### What you will do
State how many lines contain "checked", and write nothing except that count.

_ _ _ _ _ _ _

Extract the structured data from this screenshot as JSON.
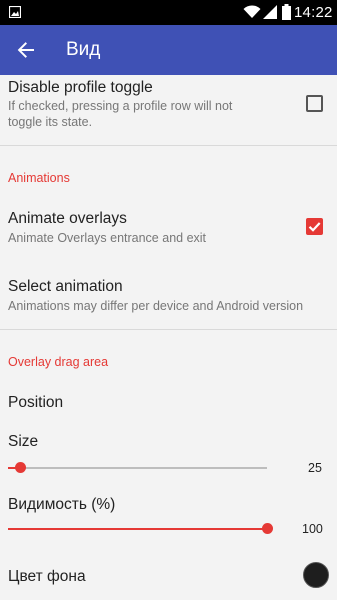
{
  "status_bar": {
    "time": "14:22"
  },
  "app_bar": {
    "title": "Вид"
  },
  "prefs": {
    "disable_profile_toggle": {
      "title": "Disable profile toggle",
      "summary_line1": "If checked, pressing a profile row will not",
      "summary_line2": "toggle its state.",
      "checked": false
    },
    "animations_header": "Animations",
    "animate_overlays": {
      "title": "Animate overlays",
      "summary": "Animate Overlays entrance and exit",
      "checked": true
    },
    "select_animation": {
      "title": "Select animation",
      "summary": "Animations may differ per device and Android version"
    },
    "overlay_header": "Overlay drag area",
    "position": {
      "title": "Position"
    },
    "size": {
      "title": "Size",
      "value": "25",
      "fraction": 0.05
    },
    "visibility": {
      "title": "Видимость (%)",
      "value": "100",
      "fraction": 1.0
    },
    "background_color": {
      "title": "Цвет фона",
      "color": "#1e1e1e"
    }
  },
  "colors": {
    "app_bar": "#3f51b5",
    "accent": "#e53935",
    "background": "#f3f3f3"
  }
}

_ _ _ _ _ _ _

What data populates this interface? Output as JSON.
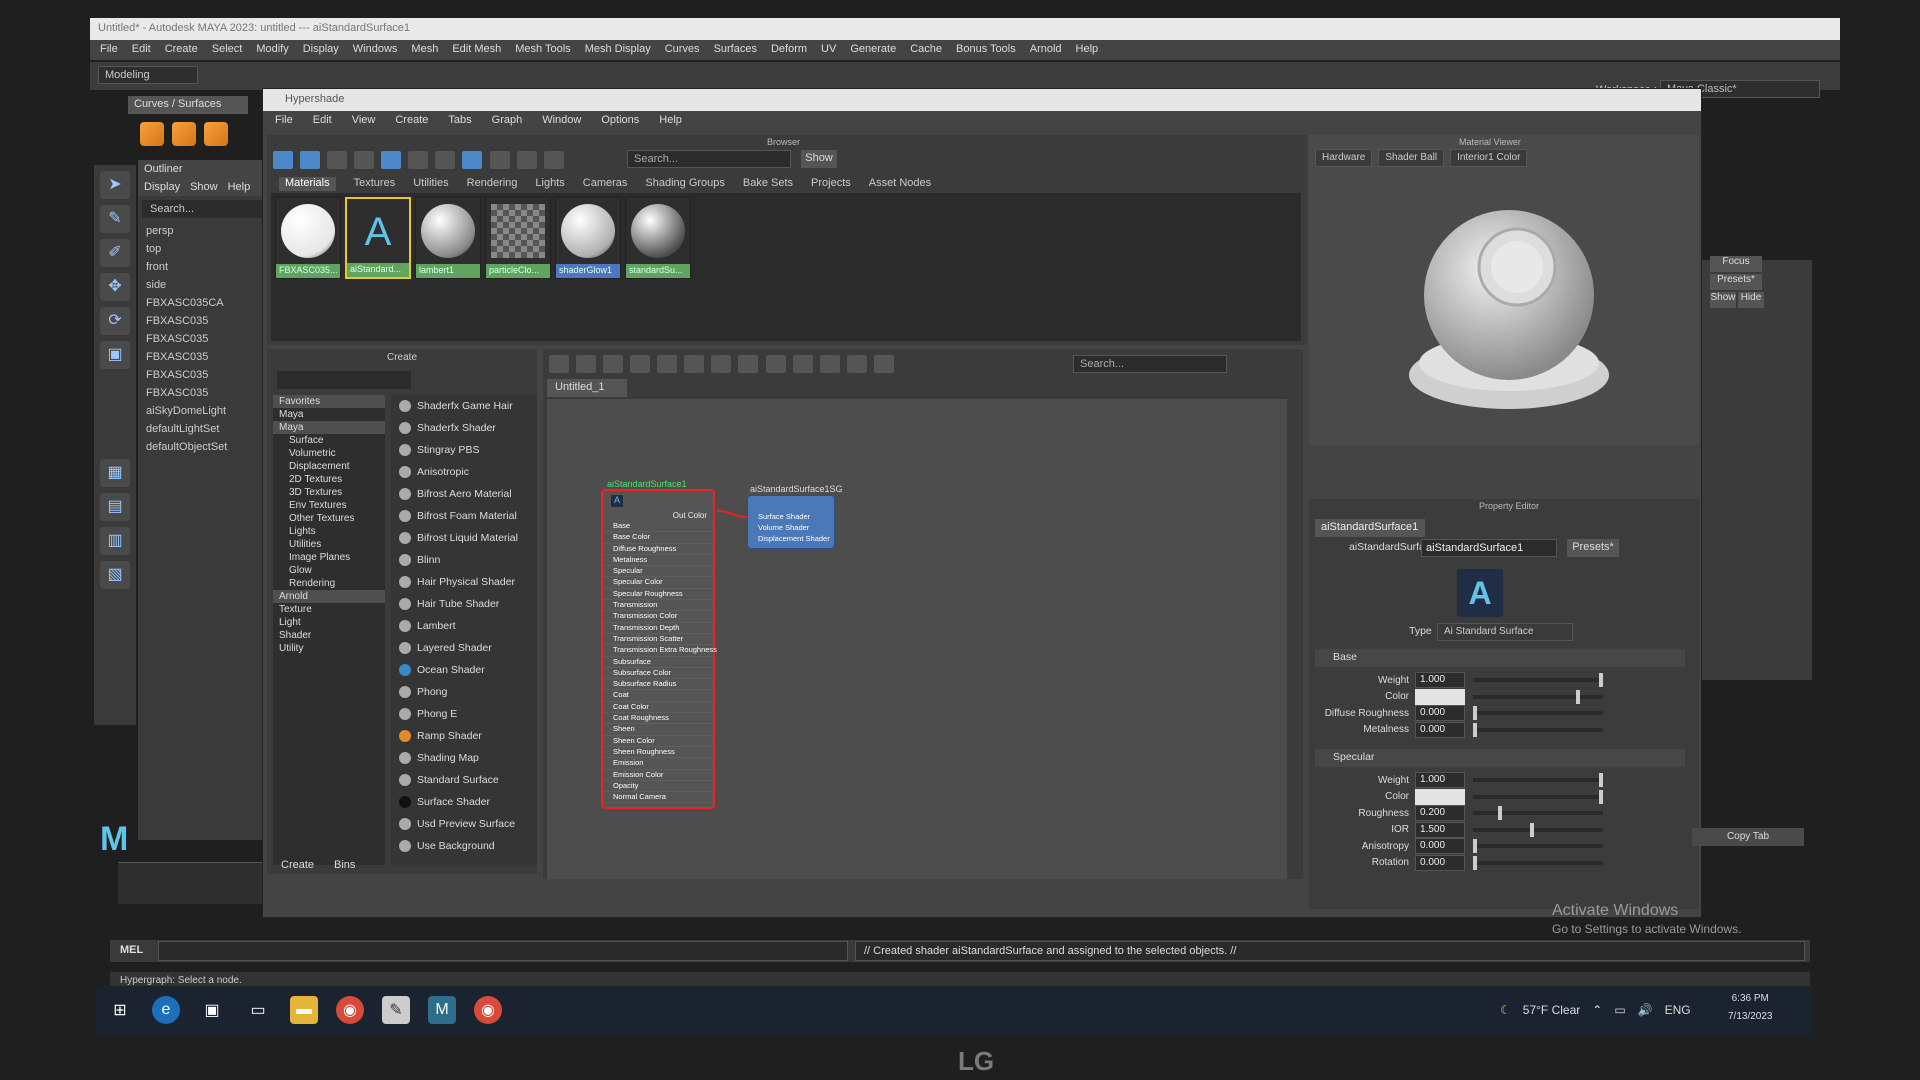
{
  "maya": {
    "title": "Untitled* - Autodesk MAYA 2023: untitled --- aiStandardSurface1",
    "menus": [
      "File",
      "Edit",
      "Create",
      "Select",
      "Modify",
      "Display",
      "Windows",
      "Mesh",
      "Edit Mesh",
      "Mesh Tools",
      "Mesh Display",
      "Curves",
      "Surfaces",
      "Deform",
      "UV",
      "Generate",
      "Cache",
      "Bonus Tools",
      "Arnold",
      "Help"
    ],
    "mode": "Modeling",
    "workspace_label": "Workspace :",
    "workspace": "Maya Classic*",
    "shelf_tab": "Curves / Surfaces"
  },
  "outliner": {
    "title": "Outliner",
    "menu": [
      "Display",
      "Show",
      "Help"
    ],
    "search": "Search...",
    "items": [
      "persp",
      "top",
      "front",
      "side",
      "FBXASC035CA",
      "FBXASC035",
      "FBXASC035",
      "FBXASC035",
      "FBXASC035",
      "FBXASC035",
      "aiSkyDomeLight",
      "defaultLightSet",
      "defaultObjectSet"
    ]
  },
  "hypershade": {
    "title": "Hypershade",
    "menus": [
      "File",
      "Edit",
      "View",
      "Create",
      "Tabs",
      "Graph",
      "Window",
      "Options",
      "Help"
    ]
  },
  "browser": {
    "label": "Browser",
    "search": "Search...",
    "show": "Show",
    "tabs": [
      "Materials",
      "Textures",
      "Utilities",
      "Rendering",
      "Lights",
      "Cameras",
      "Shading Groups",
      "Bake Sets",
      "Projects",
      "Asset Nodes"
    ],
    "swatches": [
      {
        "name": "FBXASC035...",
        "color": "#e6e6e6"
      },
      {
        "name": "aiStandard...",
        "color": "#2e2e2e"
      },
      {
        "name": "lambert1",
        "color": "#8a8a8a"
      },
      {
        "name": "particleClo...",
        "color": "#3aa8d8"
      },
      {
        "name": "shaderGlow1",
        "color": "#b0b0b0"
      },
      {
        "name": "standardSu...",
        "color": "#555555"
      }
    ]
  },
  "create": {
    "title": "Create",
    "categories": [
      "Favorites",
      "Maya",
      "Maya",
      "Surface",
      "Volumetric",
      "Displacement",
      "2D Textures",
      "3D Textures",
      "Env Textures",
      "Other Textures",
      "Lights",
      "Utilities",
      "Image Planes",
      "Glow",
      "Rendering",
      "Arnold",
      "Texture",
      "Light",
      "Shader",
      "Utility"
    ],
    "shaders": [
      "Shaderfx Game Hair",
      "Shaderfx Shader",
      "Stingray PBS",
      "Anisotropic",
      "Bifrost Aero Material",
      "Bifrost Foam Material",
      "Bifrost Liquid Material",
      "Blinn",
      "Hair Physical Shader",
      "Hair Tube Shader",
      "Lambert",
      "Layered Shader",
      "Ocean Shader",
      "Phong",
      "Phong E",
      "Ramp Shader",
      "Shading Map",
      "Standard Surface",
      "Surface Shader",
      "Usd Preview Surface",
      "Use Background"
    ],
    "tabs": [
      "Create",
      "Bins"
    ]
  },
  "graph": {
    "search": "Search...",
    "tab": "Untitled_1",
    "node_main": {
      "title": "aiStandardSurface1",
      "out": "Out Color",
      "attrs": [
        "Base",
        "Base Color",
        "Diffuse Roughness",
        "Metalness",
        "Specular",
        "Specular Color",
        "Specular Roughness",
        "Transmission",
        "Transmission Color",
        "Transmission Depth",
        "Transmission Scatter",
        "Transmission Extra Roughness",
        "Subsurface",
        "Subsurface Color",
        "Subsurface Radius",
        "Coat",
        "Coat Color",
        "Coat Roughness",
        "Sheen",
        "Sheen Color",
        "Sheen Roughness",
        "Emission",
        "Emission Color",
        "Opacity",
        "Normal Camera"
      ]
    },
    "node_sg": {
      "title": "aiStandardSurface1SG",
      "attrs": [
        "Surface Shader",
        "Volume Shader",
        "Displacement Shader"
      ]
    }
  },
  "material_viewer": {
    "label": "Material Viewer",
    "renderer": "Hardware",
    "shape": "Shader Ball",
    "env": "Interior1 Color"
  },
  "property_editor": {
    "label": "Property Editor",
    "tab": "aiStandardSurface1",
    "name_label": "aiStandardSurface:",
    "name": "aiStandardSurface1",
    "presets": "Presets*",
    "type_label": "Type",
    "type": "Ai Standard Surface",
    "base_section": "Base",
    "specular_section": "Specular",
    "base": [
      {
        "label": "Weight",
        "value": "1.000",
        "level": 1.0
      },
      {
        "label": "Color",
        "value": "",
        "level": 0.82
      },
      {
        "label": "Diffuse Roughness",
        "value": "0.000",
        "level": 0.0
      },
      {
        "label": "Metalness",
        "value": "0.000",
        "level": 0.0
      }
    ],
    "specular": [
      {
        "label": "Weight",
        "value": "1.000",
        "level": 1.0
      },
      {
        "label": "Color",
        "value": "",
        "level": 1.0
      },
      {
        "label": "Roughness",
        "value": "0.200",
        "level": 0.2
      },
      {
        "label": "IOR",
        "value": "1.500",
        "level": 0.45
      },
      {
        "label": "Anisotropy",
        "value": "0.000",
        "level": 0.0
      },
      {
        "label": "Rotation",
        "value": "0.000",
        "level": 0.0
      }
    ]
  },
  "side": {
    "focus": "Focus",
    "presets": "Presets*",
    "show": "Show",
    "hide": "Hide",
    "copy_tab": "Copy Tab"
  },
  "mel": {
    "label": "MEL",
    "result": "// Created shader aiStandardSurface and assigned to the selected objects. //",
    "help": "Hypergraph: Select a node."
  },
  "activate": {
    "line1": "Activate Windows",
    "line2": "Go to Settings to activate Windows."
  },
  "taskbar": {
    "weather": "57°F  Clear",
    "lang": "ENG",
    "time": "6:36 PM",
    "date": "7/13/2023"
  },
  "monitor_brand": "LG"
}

_ _ _ _ _ _ _

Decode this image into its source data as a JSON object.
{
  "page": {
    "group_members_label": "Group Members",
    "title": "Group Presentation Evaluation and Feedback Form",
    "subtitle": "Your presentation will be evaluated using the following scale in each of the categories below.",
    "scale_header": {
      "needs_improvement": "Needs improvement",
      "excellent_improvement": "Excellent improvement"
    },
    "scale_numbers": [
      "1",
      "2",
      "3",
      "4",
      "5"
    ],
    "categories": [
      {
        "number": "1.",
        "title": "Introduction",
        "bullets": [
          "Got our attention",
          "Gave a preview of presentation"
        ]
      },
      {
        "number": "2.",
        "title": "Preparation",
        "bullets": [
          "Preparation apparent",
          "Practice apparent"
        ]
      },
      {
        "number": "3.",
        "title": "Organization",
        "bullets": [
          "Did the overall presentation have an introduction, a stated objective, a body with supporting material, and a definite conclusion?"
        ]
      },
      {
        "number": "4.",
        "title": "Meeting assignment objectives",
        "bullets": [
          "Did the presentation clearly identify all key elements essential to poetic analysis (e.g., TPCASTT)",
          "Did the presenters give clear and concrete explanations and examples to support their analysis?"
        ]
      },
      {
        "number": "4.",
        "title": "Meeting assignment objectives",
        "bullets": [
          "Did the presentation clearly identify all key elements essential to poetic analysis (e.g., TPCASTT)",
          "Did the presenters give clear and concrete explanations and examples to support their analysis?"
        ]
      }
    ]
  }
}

_ _ _ _ _ _ _

### Result for this exercise
3